-- To do --
Return the entries below in their exact form, leaving the pictures out.

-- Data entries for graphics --
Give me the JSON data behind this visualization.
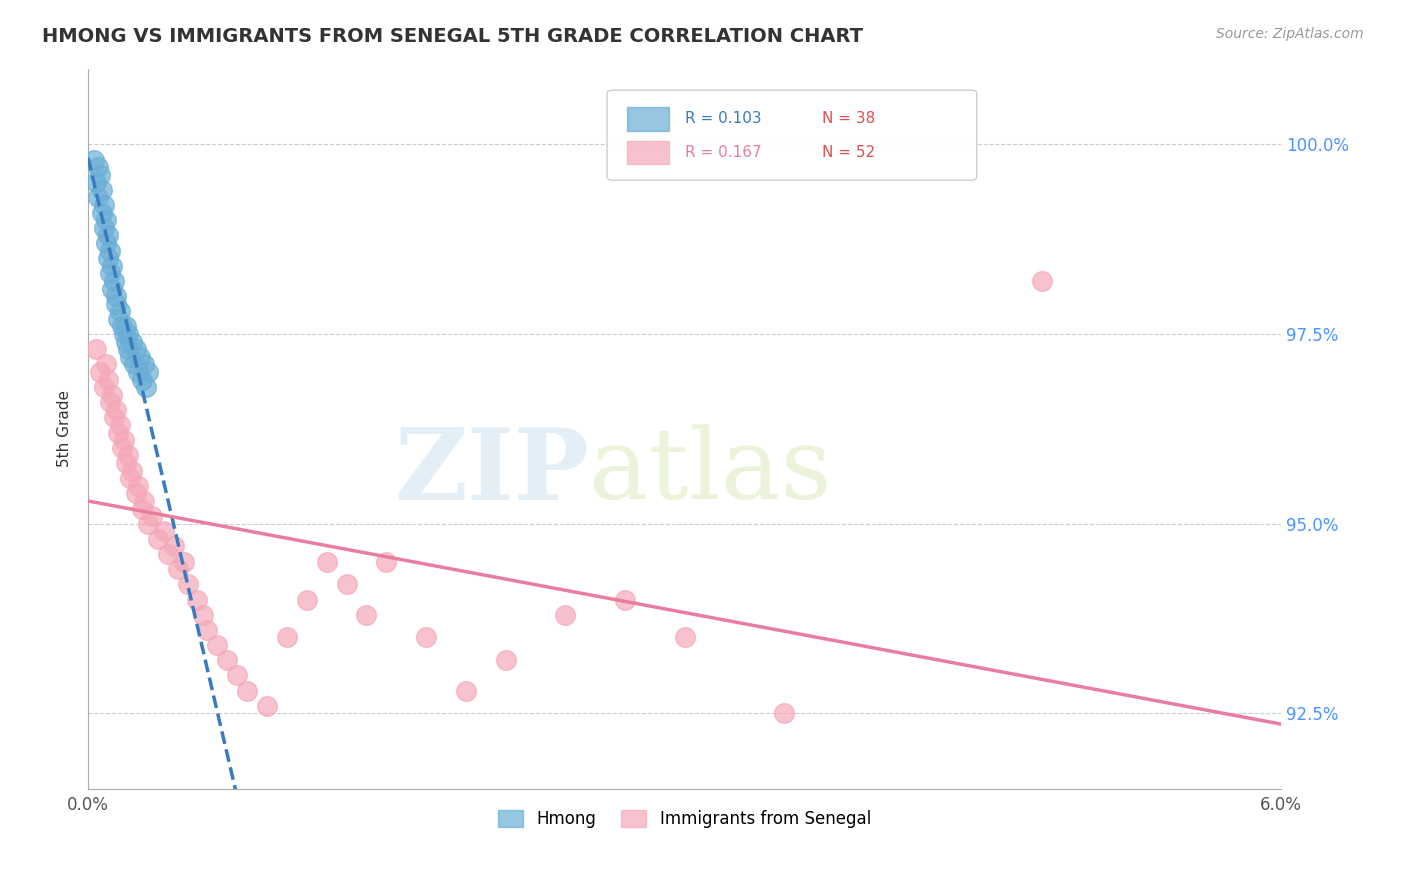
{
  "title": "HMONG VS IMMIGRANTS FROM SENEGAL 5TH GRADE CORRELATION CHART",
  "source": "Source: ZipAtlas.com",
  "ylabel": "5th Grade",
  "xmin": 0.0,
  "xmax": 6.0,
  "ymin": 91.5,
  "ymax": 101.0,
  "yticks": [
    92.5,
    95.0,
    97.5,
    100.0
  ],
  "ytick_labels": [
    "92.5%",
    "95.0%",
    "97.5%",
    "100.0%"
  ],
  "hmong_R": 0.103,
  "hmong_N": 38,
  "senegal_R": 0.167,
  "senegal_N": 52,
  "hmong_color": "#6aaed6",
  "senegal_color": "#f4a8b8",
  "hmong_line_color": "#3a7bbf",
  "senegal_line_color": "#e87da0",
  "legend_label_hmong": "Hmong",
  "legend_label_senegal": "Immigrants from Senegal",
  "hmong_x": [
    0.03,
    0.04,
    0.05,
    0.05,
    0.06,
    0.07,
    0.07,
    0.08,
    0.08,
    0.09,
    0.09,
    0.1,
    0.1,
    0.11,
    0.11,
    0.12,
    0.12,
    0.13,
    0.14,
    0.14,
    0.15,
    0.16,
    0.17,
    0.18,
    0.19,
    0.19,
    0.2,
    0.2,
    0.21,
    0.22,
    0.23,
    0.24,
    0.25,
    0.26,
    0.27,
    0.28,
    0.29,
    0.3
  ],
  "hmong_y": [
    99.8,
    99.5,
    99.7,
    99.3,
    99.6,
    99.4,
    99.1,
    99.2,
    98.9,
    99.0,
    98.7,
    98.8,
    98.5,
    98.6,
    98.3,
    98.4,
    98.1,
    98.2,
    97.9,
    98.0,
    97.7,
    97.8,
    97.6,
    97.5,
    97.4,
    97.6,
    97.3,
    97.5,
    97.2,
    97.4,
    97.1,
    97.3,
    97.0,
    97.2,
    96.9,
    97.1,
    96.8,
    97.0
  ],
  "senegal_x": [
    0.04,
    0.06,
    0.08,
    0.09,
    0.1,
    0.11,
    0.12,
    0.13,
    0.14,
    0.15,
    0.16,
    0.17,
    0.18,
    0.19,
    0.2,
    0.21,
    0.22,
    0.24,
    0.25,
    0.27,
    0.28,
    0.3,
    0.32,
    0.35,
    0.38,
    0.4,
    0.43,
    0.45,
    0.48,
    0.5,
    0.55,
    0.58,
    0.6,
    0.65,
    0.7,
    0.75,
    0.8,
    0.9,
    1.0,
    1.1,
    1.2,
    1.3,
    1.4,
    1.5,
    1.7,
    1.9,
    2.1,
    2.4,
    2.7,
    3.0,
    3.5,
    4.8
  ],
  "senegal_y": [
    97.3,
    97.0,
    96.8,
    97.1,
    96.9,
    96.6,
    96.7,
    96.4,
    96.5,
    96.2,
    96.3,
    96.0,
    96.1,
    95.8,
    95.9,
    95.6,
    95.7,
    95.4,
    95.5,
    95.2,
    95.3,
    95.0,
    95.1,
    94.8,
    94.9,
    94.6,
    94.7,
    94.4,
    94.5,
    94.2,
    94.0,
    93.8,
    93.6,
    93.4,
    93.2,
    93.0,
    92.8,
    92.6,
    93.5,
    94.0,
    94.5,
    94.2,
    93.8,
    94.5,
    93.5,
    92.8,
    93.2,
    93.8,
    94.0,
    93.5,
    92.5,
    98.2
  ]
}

-- Exercise solution --
Give me the JSON data behind this visualization.
{
  "title": "HMONG VS IMMIGRANTS FROM SENEGAL 5TH GRADE CORRELATION CHART",
  "source": "Source: ZipAtlas.com",
  "ylabel": "5th Grade",
  "xmin": 0.0,
  "xmax": 6.0,
  "ymin": 91.5,
  "ymax": 101.0,
  "yticks": [
    92.5,
    95.0,
    97.5,
    100.0
  ],
  "ytick_labels": [
    "92.5%",
    "95.0%",
    "97.5%",
    "100.0%"
  ],
  "hmong_R": 0.103,
  "hmong_N": 38,
  "senegal_R": 0.167,
  "senegal_N": 52,
  "hmong_color": "#6aaed6",
  "senegal_color": "#f4a8b8",
  "hmong_line_color": "#3a7bbf",
  "senegal_line_color": "#e87da0",
  "legend_label_hmong": "Hmong",
  "legend_label_senegal": "Immigrants from Senegal",
  "hmong_x": [
    0.03,
    0.04,
    0.05,
    0.05,
    0.06,
    0.07,
    0.07,
    0.08,
    0.08,
    0.09,
    0.09,
    0.1,
    0.1,
    0.11,
    0.11,
    0.12,
    0.12,
    0.13,
    0.14,
    0.14,
    0.15,
    0.16,
    0.17,
    0.18,
    0.19,
    0.19,
    0.2,
    0.2,
    0.21,
    0.22,
    0.23,
    0.24,
    0.25,
    0.26,
    0.27,
    0.28,
    0.29,
    0.3
  ],
  "hmong_y": [
    99.8,
    99.5,
    99.7,
    99.3,
    99.6,
    99.4,
    99.1,
    99.2,
    98.9,
    99.0,
    98.7,
    98.8,
    98.5,
    98.6,
    98.3,
    98.4,
    98.1,
    98.2,
    97.9,
    98.0,
    97.7,
    97.8,
    97.6,
    97.5,
    97.4,
    97.6,
    97.3,
    97.5,
    97.2,
    97.4,
    97.1,
    97.3,
    97.0,
    97.2,
    96.9,
    97.1,
    96.8,
    97.0
  ],
  "senegal_x": [
    0.04,
    0.06,
    0.08,
    0.09,
    0.1,
    0.11,
    0.12,
    0.13,
    0.14,
    0.15,
    0.16,
    0.17,
    0.18,
    0.19,
    0.2,
    0.21,
    0.22,
    0.24,
    0.25,
    0.27,
    0.28,
    0.3,
    0.32,
    0.35,
    0.38,
    0.4,
    0.43,
    0.45,
    0.48,
    0.5,
    0.55,
    0.58,
    0.6,
    0.65,
    0.7,
    0.75,
    0.8,
    0.9,
    1.0,
    1.1,
    1.2,
    1.3,
    1.4,
    1.5,
    1.7,
    1.9,
    2.1,
    2.4,
    2.7,
    3.0,
    3.5,
    4.8
  ],
  "senegal_y": [
    97.3,
    97.0,
    96.8,
    97.1,
    96.9,
    96.6,
    96.7,
    96.4,
    96.5,
    96.2,
    96.3,
    96.0,
    96.1,
    95.8,
    95.9,
    95.6,
    95.7,
    95.4,
    95.5,
    95.2,
    95.3,
    95.0,
    95.1,
    94.8,
    94.9,
    94.6,
    94.7,
    94.4,
    94.5,
    94.2,
    94.0,
    93.8,
    93.6,
    93.4,
    93.2,
    93.0,
    92.8,
    92.6,
    93.5,
    94.0,
    94.5,
    94.2,
    93.8,
    94.5,
    93.5,
    92.8,
    93.2,
    93.8,
    94.0,
    93.5,
    92.5,
    98.2
  ]
}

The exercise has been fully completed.